Source data
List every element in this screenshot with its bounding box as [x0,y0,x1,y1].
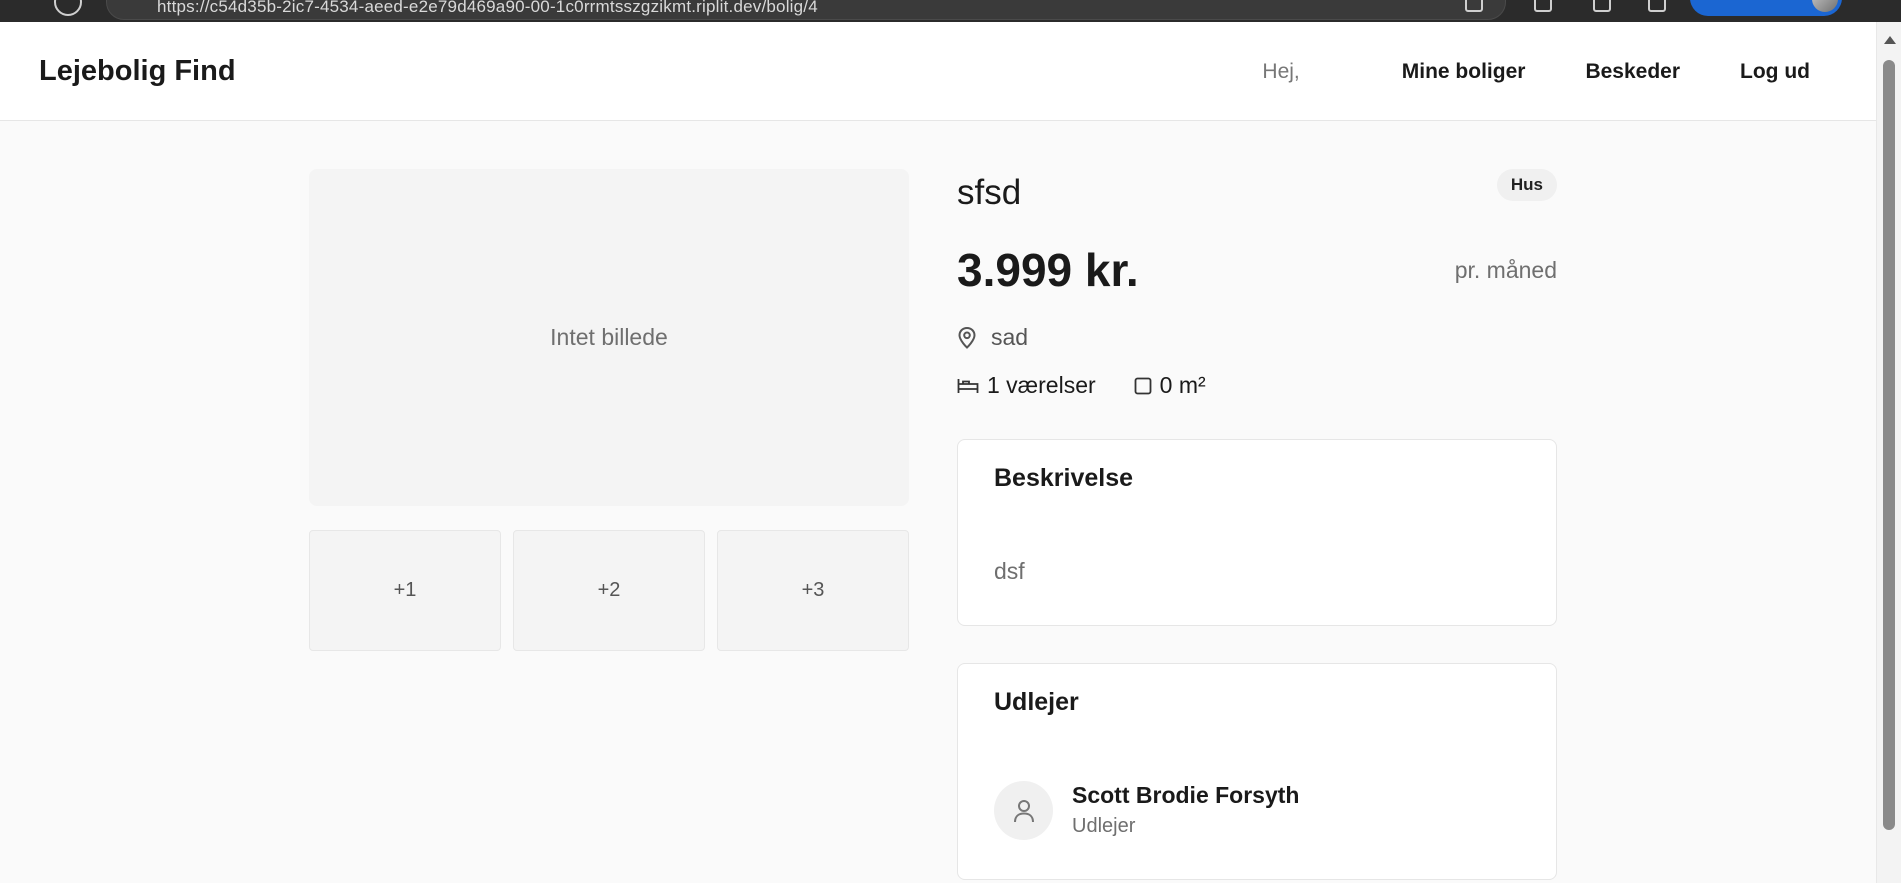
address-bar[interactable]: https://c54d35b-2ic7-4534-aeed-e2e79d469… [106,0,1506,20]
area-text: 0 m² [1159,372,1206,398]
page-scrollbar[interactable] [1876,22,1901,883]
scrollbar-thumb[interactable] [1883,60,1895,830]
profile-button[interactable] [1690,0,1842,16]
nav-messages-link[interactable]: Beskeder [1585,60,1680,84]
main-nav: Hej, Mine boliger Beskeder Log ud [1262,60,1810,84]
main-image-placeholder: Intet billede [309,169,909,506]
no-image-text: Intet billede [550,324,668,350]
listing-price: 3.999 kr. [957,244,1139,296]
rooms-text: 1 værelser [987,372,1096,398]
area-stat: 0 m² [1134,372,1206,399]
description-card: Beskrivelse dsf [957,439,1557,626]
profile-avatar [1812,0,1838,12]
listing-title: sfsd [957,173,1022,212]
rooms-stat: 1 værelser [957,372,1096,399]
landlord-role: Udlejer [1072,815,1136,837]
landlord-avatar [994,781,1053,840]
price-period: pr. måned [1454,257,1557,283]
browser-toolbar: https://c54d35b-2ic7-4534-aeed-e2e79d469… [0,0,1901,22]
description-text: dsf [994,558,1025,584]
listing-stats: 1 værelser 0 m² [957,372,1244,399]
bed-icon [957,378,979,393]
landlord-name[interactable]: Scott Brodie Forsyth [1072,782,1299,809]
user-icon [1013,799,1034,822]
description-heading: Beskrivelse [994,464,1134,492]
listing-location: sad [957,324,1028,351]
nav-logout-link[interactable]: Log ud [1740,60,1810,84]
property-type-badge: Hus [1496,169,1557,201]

INSTRUCTIONS FOR THE TASK: Turn every line of the entries above into a JSON list of strings, with one string per line. Skip blank lines and leave the pictures out.

COMPLETED EXERCISE:
[
  "List every element in this screenshot with its bounding box as [x0,y0,x1,y1].",
  "address-bar[interactable]: https://c54d35b-2ic7-4534-aeed-e2e79d469… [106,0,1506,20]",
  "area-text: 0 m² [1159,372,1206,398]",
  "page-scrollbar[interactable] [1876,22,1901,883]",
  "scrollbar-thumb[interactable] [1883,60,1895,830]",
  "profile-button[interactable] [1690,0,1842,16]",
  "nav-messages-link[interactable]: Beskeder [1585,60,1680,84]",
  "main-nav: Hej, Mine boliger Beskeder Log ud [1262,60,1810,84]",
  "main-image-placeholder: Intet billede [309,169,909,506]",
  "no-image-text: Intet billede [550,324,668,350]",
  "listing-price: 3.999 kr. [957,244,1139,296]",
  "rooms-text: 1 værelser [987,372,1096,398]",
  "area-stat: 0 m² [1134,372,1206,399]",
  "description-card: Beskrivelse dsf [957,439,1557,626]",
  "profile-avatar [1812,0,1838,12]",
  "listing-title: sfsd [957,173,1022,212]",
  "rooms-stat: 1 værelser [957,372,1096,399]",
  "landlord-role: Udlejer [1072,815,1136,837]",
  "landlord-avatar [994,781,1053,840]",
  "price-period: pr. måned [1454,257,1557,283]",
  "browser-toolbar: https://c54d35b-2ic7-4534-aeed-e2e79d469… [0,0,1901,22]",
  "description-text: dsf [994,558,1025,584]",
  "listing-stats: 1 værelser 0 m² [957,372,1244,399]",
  "bed-icon [957,378,979,393]",
  "landlord-name[interactable]: Scott Brodie Forsyth [1072,782,1299,809]",
  "user-icon [1013,799,1034,822]",
  "description-heading: Beskrivelse [994,464,1134,492]",
  "listing-location: sad [957,324,1028,351]",
  "nav-logout-link[interactable]: Log ud [1740,60,1810,84]",
  "property-type-badge: Hus [1496,169,1557,201]"
]